_Task requirements_. Show all lines of the listing that hold the word "Perpetual".

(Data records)

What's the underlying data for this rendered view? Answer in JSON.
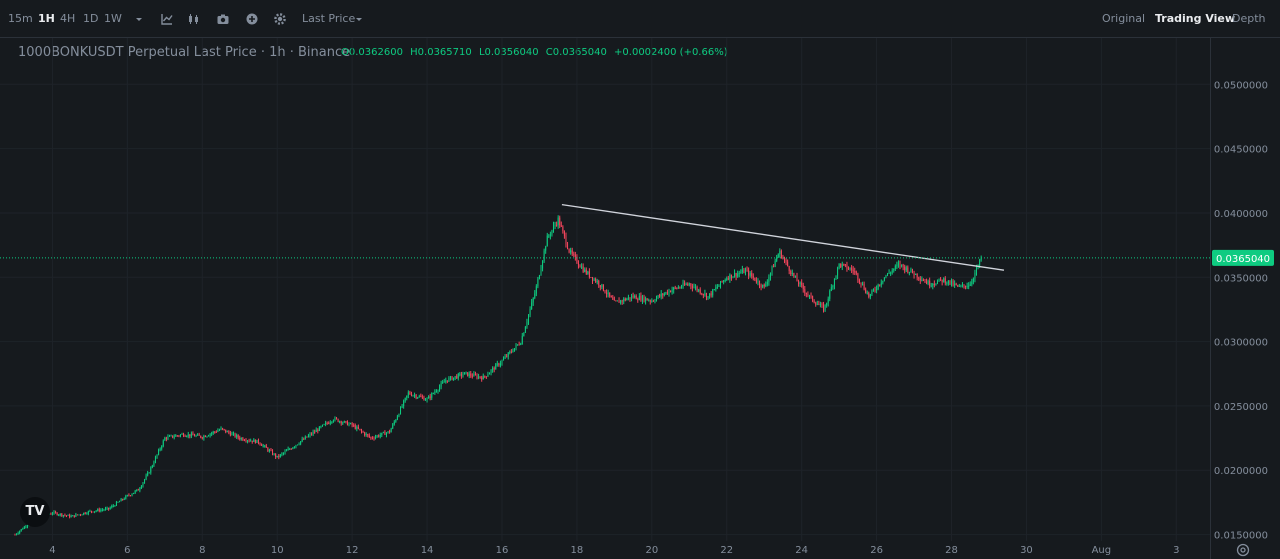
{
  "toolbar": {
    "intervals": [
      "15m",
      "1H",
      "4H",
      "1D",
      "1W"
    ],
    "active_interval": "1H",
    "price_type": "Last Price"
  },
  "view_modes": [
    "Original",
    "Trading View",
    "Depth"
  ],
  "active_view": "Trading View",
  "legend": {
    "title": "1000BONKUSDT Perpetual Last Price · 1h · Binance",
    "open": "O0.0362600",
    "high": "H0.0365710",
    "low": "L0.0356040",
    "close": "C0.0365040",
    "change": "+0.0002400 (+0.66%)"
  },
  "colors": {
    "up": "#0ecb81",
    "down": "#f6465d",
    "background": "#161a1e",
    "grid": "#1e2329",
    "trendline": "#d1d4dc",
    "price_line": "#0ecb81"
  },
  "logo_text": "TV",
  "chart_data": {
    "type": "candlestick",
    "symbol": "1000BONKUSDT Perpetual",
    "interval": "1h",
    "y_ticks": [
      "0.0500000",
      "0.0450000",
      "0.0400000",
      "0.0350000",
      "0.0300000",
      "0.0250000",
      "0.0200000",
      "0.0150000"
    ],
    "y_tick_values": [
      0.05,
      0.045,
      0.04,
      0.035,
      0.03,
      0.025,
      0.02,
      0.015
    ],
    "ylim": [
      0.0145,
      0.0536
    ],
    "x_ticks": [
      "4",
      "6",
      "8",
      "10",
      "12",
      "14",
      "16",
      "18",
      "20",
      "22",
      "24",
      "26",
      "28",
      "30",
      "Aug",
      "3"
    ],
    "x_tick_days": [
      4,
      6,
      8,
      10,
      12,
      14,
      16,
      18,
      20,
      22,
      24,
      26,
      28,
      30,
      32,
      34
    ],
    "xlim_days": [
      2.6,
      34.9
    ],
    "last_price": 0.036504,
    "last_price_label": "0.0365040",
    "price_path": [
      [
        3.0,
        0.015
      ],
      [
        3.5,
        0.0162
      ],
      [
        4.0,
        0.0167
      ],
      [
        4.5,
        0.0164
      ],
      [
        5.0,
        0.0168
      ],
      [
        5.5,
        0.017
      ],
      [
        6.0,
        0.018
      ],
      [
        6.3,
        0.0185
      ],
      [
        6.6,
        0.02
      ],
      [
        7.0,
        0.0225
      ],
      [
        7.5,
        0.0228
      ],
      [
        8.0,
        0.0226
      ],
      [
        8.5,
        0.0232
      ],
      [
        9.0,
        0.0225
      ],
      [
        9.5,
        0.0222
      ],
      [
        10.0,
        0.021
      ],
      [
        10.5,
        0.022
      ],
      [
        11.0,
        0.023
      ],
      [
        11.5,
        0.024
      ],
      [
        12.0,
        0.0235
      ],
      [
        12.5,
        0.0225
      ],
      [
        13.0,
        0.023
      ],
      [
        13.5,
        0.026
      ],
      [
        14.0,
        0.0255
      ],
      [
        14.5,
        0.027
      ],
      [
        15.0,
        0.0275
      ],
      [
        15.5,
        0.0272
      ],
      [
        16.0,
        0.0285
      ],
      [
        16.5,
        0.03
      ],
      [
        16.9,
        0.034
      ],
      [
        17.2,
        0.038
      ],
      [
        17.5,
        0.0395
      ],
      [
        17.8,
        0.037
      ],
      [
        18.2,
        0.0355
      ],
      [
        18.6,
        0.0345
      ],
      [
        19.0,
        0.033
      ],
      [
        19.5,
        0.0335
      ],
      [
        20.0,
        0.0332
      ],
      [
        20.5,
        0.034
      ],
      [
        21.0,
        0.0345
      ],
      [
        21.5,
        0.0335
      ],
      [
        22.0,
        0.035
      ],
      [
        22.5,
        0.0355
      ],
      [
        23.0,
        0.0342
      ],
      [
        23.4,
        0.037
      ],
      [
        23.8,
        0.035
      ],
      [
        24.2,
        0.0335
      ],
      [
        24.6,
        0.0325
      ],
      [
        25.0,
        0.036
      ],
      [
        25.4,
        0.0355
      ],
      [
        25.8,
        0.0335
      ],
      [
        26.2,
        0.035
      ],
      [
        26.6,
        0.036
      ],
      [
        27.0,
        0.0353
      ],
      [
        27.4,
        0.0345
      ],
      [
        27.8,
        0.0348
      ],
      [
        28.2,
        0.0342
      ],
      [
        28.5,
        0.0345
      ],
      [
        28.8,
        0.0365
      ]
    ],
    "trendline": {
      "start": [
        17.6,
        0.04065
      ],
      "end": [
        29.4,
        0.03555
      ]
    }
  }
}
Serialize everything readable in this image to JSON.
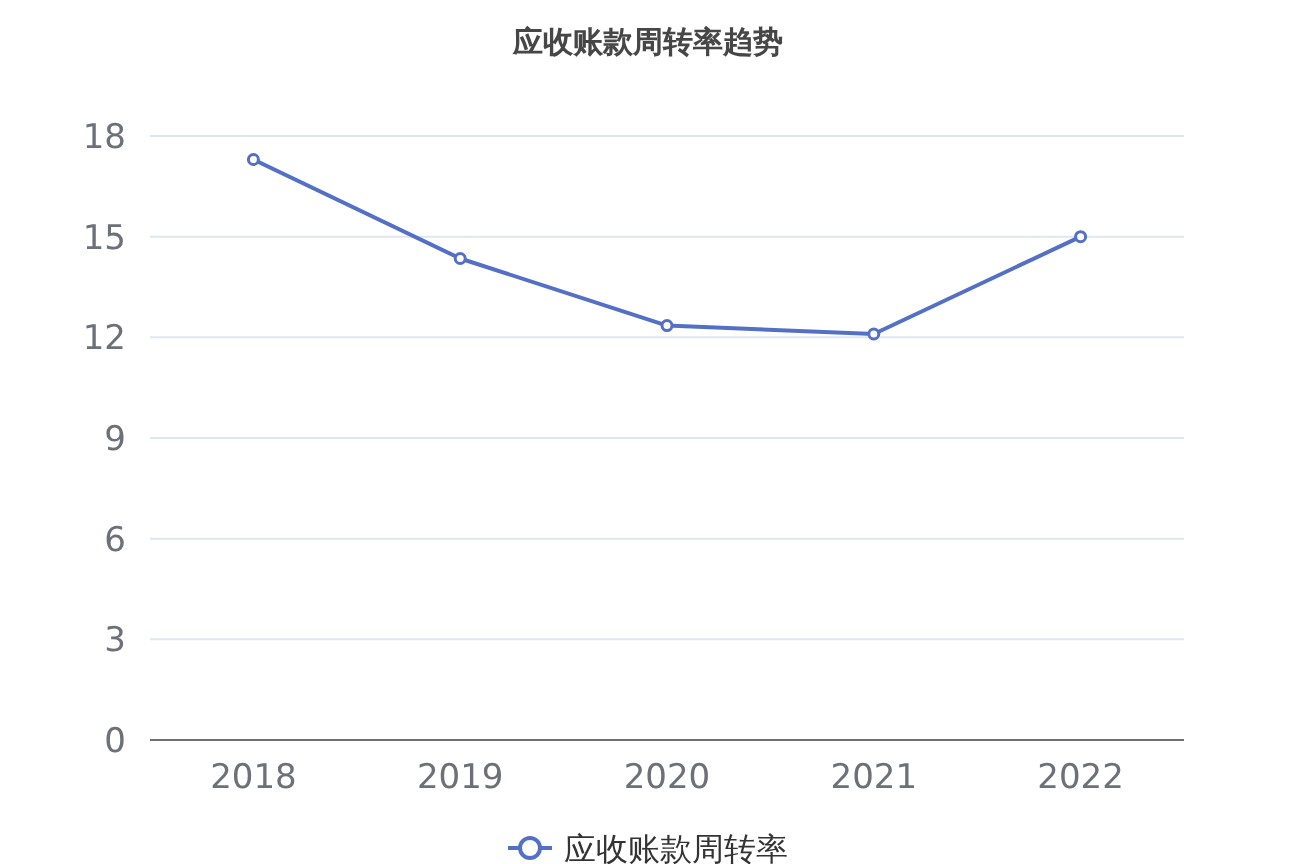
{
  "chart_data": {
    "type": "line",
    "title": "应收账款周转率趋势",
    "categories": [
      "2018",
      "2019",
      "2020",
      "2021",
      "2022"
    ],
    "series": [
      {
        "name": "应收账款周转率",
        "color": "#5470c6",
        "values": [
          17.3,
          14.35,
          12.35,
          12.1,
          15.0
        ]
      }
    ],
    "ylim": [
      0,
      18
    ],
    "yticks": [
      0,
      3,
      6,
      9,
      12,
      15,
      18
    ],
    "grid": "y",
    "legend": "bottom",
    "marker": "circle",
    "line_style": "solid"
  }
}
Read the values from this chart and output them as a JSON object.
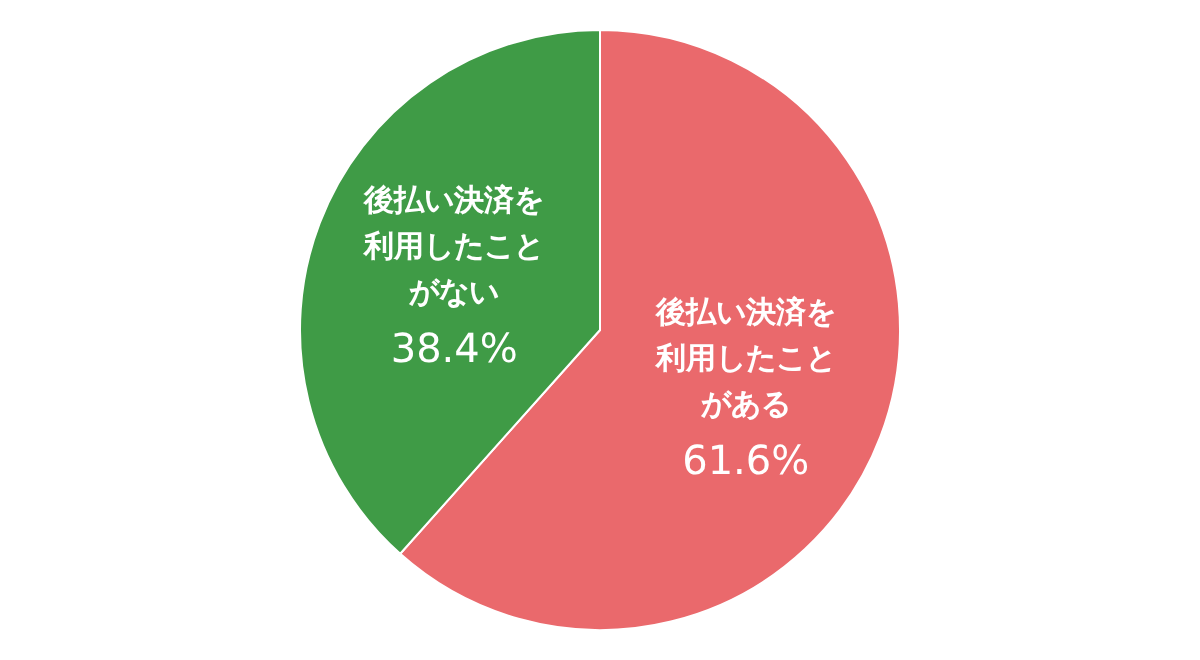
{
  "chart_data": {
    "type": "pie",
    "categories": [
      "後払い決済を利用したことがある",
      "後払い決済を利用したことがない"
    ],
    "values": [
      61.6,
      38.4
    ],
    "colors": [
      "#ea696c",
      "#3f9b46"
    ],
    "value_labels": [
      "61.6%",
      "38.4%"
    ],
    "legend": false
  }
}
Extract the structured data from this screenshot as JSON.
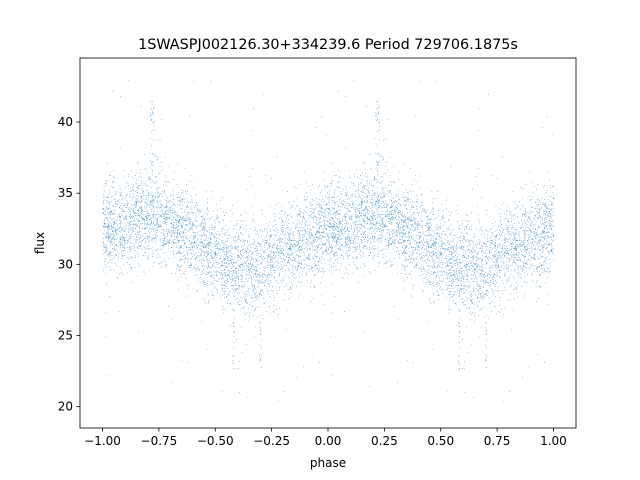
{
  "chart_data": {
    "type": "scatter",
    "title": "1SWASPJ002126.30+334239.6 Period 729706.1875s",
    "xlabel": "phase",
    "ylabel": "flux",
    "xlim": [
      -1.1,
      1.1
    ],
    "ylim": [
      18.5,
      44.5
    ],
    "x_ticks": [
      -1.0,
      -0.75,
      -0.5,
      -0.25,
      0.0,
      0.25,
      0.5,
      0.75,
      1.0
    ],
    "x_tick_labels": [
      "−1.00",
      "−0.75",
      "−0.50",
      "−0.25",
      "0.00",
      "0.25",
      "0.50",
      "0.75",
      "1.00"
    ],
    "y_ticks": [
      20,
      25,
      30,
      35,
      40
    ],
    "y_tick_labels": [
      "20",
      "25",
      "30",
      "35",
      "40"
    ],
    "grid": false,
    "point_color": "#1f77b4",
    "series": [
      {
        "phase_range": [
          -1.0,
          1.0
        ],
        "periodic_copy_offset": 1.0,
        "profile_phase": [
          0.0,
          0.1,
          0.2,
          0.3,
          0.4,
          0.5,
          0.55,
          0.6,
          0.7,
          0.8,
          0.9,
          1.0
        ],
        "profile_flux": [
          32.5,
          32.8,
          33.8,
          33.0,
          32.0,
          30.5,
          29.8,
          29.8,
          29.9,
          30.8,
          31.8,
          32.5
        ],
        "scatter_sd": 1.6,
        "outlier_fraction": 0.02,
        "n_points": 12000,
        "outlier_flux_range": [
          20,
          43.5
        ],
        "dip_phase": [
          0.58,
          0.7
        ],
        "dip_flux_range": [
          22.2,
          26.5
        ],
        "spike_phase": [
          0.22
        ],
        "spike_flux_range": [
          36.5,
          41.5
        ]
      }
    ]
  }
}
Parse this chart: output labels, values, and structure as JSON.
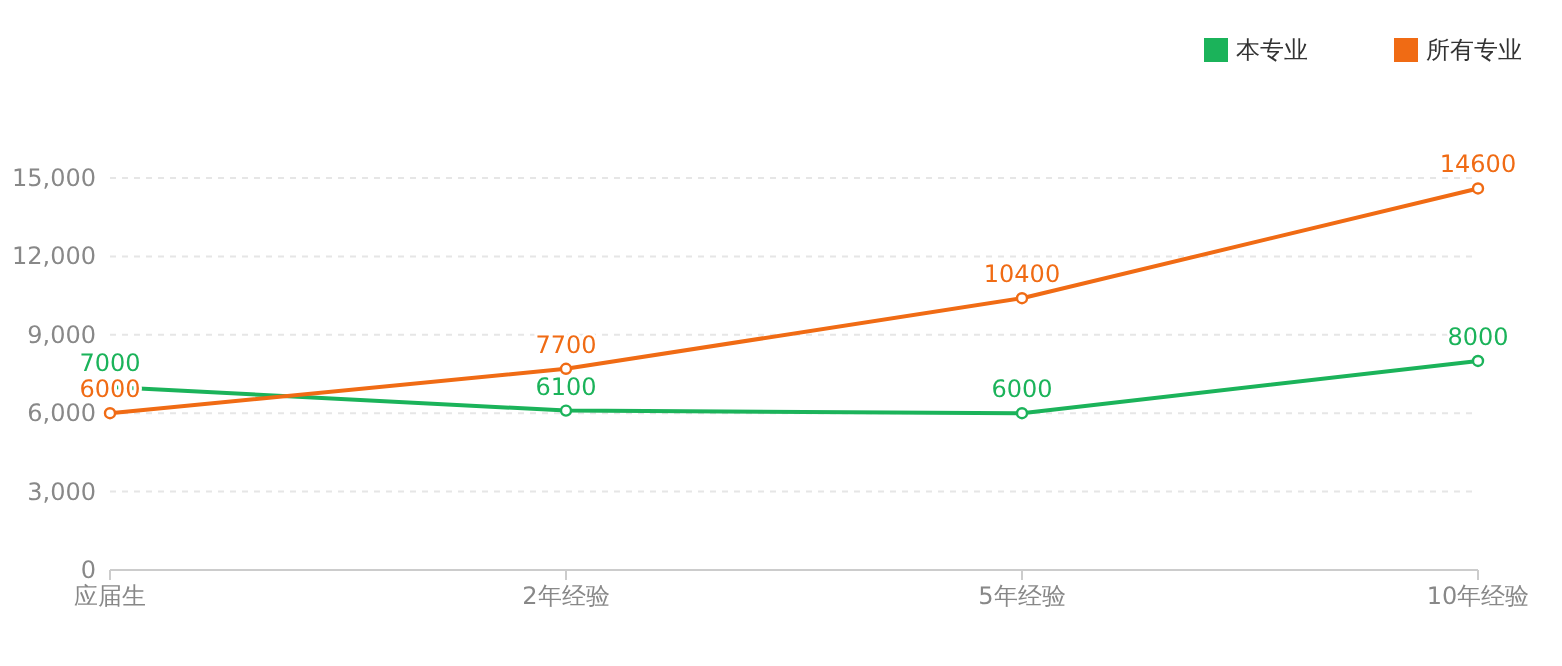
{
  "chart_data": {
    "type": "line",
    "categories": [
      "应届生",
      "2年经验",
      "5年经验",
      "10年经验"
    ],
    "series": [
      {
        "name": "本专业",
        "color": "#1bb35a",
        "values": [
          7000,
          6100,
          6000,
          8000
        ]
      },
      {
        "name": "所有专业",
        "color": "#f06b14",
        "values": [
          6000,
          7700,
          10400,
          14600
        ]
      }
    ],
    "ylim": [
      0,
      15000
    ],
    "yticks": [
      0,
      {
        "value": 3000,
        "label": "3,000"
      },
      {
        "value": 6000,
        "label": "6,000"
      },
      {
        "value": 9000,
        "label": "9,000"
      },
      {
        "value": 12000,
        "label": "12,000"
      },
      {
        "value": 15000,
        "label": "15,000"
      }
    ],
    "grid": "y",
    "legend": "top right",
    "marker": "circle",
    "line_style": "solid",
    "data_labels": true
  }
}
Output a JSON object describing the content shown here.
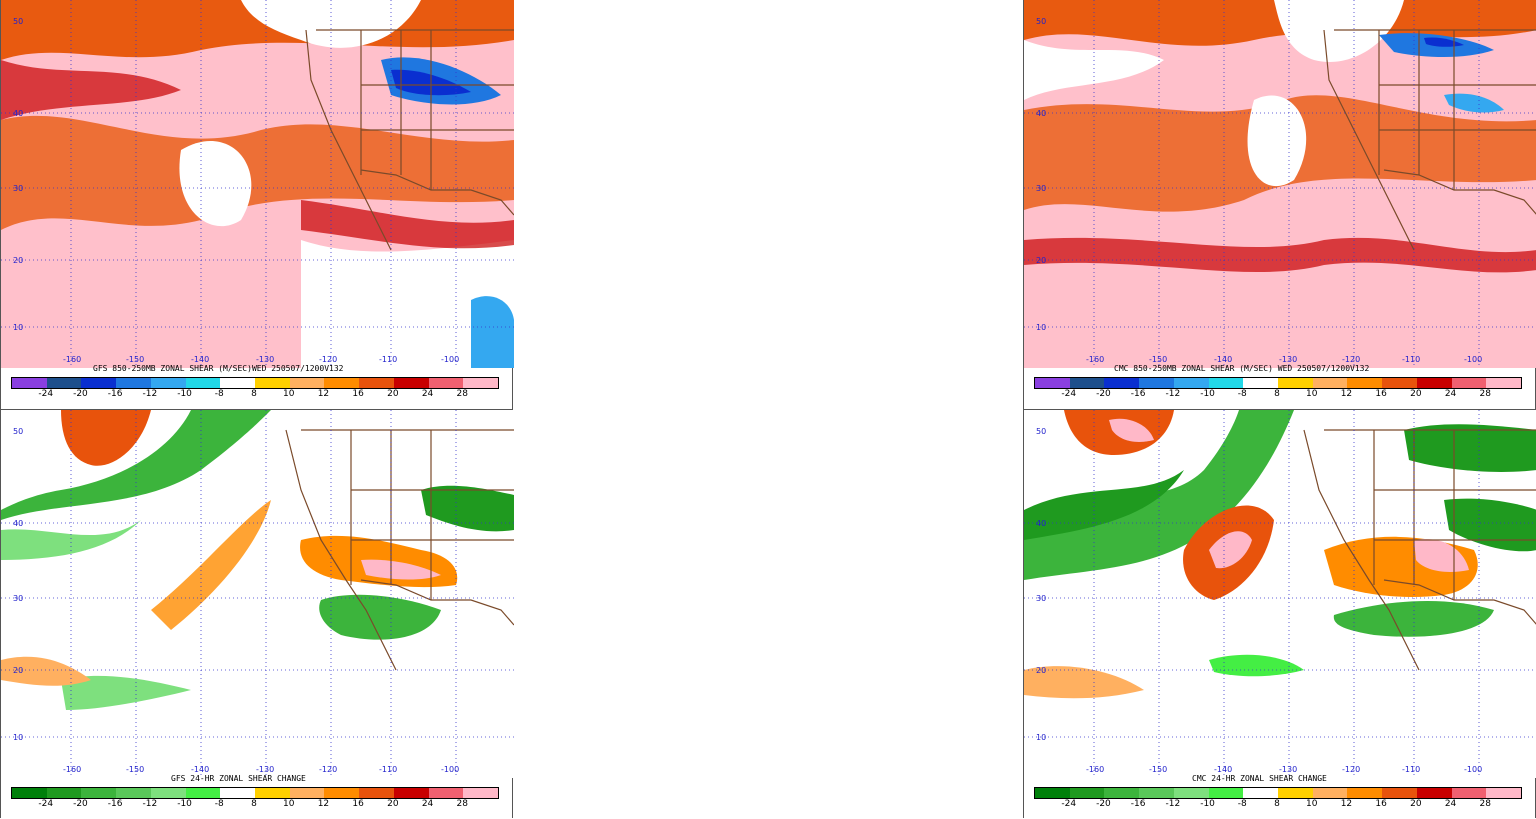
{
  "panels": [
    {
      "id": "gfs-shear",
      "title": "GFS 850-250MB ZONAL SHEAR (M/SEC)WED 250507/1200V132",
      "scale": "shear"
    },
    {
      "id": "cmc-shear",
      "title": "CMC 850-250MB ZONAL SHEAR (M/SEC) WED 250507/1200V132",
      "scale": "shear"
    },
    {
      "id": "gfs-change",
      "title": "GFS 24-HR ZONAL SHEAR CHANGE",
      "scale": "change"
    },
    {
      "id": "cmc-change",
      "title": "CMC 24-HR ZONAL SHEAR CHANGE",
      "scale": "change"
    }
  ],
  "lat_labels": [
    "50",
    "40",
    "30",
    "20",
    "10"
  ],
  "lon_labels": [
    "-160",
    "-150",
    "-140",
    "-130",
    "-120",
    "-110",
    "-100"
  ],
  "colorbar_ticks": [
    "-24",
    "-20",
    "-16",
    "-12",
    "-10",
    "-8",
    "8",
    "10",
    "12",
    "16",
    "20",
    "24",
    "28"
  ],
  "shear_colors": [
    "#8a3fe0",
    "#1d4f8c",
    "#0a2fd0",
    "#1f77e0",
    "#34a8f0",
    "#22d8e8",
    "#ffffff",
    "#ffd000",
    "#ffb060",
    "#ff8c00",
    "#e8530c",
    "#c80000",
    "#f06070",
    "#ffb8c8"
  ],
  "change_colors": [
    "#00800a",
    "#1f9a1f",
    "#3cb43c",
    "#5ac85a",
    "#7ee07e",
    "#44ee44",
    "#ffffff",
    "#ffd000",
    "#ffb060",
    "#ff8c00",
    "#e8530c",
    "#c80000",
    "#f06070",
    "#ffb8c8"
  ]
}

_Solution for this exercise_.
    "title": "1000BONKUSDT Perpetual Last Price · 1h · Binance",
    "symbol": "1000BONKUSDT Perpetual",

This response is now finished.